## INSTRUCTION
Repeat the material below exactly, line for line.

§ §

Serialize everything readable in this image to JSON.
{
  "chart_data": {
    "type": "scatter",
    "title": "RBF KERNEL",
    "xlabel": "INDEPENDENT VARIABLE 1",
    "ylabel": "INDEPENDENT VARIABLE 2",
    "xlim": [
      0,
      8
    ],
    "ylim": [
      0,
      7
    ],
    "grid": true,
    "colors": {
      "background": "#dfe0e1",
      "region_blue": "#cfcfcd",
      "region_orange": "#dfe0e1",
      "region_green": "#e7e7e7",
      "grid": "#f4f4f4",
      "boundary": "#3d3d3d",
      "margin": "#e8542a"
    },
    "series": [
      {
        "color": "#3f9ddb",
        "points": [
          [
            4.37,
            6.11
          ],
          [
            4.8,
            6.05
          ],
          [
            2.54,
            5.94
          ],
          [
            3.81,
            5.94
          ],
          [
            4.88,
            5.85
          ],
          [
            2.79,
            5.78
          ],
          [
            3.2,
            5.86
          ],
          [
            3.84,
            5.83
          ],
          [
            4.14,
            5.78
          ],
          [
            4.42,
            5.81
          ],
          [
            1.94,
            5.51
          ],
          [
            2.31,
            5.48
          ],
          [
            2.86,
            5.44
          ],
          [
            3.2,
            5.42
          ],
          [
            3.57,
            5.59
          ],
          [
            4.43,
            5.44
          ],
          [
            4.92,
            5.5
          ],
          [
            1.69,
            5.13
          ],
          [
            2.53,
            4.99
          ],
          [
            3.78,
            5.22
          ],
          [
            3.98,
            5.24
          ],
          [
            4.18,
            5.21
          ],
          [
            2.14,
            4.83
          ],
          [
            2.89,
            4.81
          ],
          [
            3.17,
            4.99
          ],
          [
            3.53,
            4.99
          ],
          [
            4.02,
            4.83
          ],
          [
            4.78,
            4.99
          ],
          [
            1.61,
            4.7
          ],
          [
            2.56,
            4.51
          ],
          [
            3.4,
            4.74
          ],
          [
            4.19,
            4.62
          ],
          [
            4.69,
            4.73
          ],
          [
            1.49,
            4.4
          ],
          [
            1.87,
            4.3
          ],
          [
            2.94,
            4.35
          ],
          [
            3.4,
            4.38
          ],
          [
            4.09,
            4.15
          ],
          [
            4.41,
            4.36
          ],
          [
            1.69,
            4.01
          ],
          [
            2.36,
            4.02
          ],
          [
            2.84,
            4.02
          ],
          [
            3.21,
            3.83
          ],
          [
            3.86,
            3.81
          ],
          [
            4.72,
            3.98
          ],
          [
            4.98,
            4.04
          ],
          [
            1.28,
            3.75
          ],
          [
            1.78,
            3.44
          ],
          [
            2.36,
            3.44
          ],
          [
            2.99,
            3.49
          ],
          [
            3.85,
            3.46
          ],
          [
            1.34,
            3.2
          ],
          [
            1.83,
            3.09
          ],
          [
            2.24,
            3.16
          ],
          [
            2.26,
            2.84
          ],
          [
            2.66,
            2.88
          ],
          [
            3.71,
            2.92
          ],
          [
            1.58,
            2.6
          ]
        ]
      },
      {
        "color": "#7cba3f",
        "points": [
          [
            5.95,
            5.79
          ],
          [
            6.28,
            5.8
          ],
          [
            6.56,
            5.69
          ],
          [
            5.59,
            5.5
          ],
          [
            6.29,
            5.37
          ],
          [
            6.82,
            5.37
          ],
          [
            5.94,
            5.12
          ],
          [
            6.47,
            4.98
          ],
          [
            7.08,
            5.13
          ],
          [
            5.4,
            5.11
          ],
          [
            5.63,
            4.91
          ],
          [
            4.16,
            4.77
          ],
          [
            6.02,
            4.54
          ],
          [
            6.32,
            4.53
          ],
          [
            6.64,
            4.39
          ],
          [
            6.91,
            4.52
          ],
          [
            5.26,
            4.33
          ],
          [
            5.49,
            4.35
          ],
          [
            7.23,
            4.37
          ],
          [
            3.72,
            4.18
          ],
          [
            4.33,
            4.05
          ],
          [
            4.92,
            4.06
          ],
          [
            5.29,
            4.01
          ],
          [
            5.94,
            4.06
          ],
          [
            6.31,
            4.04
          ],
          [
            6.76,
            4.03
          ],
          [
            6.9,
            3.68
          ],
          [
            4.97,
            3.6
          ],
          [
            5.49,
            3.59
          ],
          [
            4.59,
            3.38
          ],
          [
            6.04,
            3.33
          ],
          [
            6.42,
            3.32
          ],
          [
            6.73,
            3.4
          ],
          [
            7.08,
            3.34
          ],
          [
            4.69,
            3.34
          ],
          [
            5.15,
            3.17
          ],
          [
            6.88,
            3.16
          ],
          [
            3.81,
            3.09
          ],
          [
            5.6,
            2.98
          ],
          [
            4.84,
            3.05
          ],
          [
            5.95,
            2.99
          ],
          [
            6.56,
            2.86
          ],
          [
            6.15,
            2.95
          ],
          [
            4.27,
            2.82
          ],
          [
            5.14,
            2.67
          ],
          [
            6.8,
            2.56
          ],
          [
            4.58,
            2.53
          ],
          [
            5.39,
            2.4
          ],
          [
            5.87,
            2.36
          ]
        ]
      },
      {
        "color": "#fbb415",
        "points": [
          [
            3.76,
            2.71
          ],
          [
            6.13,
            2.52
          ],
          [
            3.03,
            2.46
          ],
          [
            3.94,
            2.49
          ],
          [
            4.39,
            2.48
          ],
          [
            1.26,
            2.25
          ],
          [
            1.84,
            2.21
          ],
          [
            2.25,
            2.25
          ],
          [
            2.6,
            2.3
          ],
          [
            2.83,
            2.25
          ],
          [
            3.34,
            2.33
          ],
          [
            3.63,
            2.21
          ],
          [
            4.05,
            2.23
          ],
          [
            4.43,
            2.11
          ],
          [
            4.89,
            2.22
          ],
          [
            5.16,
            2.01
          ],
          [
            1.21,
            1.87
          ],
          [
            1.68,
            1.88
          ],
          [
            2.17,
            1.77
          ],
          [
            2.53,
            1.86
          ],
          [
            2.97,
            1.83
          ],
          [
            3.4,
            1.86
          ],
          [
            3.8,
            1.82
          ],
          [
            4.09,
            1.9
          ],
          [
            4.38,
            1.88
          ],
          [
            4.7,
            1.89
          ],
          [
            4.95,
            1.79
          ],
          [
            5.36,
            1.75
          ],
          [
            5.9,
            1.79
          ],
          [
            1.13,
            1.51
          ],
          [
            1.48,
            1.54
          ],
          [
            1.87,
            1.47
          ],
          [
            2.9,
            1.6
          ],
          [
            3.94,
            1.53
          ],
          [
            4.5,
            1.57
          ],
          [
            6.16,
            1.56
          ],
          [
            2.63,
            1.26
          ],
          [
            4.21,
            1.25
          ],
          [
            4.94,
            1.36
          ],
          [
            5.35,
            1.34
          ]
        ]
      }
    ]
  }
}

§ §

## TASK SOLUTION
Serialize everything readable in this image to JSON.
{
  "chart_data": {
    "type": "scatter",
    "title": "RBF KERNEL",
    "xlabel": "INDEPENDENT VARIABLE 1",
    "ylabel": "INDEPENDENT VARIABLE 2",
    "xlim": [
      0,
      8
    ],
    "ylim": [
      0,
      7
    ],
    "grid": true,
    "colors": {
      "background": "#dfe0e1",
      "region_blue": "#cfcfcd",
      "region_orange": "#dfe0e1",
      "region_green": "#e7e7e7",
      "grid": "#f4f4f4",
      "boundary": "#3d3d3d",
      "margin": "#e8542a"
    },
    "series": [
      {
        "color": "#3f9ddb",
        "points": [
          [
            4.37,
            6.11
          ],
          [
            4.8,
            6.05
          ],
          [
            2.54,
            5.94
          ],
          [
            3.81,
            5.94
          ],
          [
            4.88,
            5.85
          ],
          [
            2.79,
            5.78
          ],
          [
            3.2,
            5.86
          ],
          [
            3.84,
            5.83
          ],
          [
            4.14,
            5.78
          ],
          [
            4.42,
            5.81
          ],
          [
            1.94,
            5.51
          ],
          [
            2.31,
            5.48
          ],
          [
            2.86,
            5.44
          ],
          [
            3.2,
            5.42
          ],
          [
            3.57,
            5.59
          ],
          [
            4.43,
            5.44
          ],
          [
            4.92,
            5.5
          ],
          [
            1.69,
            5.13
          ],
          [
            2.53,
            4.99
          ],
          [
            3.78,
            5.22
          ],
          [
            3.98,
            5.24
          ],
          [
            4.18,
            5.21
          ],
          [
            2.14,
            4.83
          ],
          [
            2.89,
            4.81
          ],
          [
            3.17,
            4.99
          ],
          [
            3.53,
            4.99
          ],
          [
            4.02,
            4.83
          ],
          [
            4.78,
            4.99
          ],
          [
            1.61,
            4.7
          ],
          [
            2.56,
            4.51
          ],
          [
            3.4,
            4.74
          ],
          [
            4.19,
            4.62
          ],
          [
            4.69,
            4.73
          ],
          [
            1.49,
            4.4
          ],
          [
            1.87,
            4.3
          ],
          [
            2.94,
            4.35
          ],
          [
            3.4,
            4.38
          ],
          [
            4.09,
            4.15
          ],
          [
            4.41,
            4.36
          ],
          [
            1.69,
            4.01
          ],
          [
            2.36,
            4.02
          ],
          [
            2.84,
            4.02
          ],
          [
            3.21,
            3.83
          ],
          [
            3.86,
            3.81
          ],
          [
            4.72,
            3.98
          ],
          [
            4.98,
            4.04
          ],
          [
            1.28,
            3.75
          ],
          [
            1.78,
            3.44
          ],
          [
            2.36,
            3.44
          ],
          [
            2.99,
            3.49
          ],
          [
            3.85,
            3.46
          ],
          [
            1.34,
            3.2
          ],
          [
            1.83,
            3.09
          ],
          [
            2.24,
            3.16
          ],
          [
            2.26,
            2.84
          ],
          [
            2.66,
            2.88
          ],
          [
            3.71,
            2.92
          ],
          [
            1.58,
            2.6
          ]
        ]
      },
      {
        "color": "#7cba3f",
        "points": [
          [
            5.95,
            5.79
          ],
          [
            6.28,
            5.8
          ],
          [
            6.56,
            5.69
          ],
          [
            5.59,
            5.5
          ],
          [
            6.29,
            5.37
          ],
          [
            6.82,
            5.37
          ],
          [
            5.94,
            5.12
          ],
          [
            6.47,
            4.98
          ],
          [
            7.08,
            5.13
          ],
          [
            5.4,
            5.11
          ],
          [
            5.63,
            4.91
          ],
          [
            4.16,
            4.77
          ],
          [
            6.02,
            4.54
          ],
          [
            6.32,
            4.53
          ],
          [
            6.64,
            4.39
          ],
          [
            6.91,
            4.52
          ],
          [
            5.26,
            4.33
          ],
          [
            5.49,
            4.35
          ],
          [
            7.23,
            4.37
          ],
          [
            3.72,
            4.18
          ],
          [
            4.33,
            4.05
          ],
          [
            4.92,
            4.06
          ],
          [
            5.29,
            4.01
          ],
          [
            5.94,
            4.06
          ],
          [
            6.31,
            4.04
          ],
          [
            6.76,
            4.03
          ],
          [
            6.9,
            3.68
          ],
          [
            4.97,
            3.6
          ],
          [
            5.49,
            3.59
          ],
          [
            4.59,
            3.38
          ],
          [
            6.04,
            3.33
          ],
          [
            6.42,
            3.32
          ],
          [
            6.73,
            3.4
          ],
          [
            7.08,
            3.34
          ],
          [
            4.69,
            3.34
          ],
          [
            5.15,
            3.17
          ],
          [
            6.88,
            3.16
          ],
          [
            3.81,
            3.09
          ],
          [
            5.6,
            2.98
          ],
          [
            4.84,
            3.05
          ],
          [
            5.95,
            2.99
          ],
          [
            6.56,
            2.86
          ],
          [
            6.15,
            2.95
          ],
          [
            4.27,
            2.82
          ],
          [
            5.14,
            2.67
          ],
          [
            6.8,
            2.56
          ],
          [
            4.58,
            2.53
          ],
          [
            5.39,
            2.4
          ],
          [
            5.87,
            2.36
          ]
        ]
      },
      {
        "color": "#fbb415",
        "points": [
          [
            3.76,
            2.71
          ],
          [
            6.13,
            2.52
          ],
          [
            3.03,
            2.46
          ],
          [
            3.94,
            2.49
          ],
          [
            4.39,
            2.48
          ],
          [
            1.26,
            2.25
          ],
          [
            1.84,
            2.21
          ],
          [
            2.25,
            2.25
          ],
          [
            2.6,
            2.3
          ],
          [
            2.83,
            2.25
          ],
          [
            3.34,
            2.33
          ],
          [
            3.63,
            2.21
          ],
          [
            4.05,
            2.23
          ],
          [
            4.43,
            2.11
          ],
          [
            4.89,
            2.22
          ],
          [
            5.16,
            2.01
          ],
          [
            1.21,
            1.87
          ],
          [
            1.68,
            1.88
          ],
          [
            2.17,
            1.77
          ],
          [
            2.53,
            1.86
          ],
          [
            2.97,
            1.83
          ],
          [
            3.4,
            1.86
          ],
          [
            3.8,
            1.82
          ],
          [
            4.09,
            1.9
          ],
          [
            4.38,
            1.88
          ],
          [
            4.7,
            1.89
          ],
          [
            4.95,
            1.79
          ],
          [
            5.36,
            1.75
          ],
          [
            5.9,
            1.79
          ],
          [
            1.13,
            1.51
          ],
          [
            1.48,
            1.54
          ],
          [
            1.87,
            1.47
          ],
          [
            2.9,
            1.6
          ],
          [
            3.94,
            1.53
          ],
          [
            4.5,
            1.57
          ],
          [
            6.16,
            1.56
          ],
          [
            2.63,
            1.26
          ],
          [
            4.21,
            1.25
          ],
          [
            4.94,
            1.36
          ],
          [
            5.35,
            1.34
          ]
        ]
      }
    ]
  }
}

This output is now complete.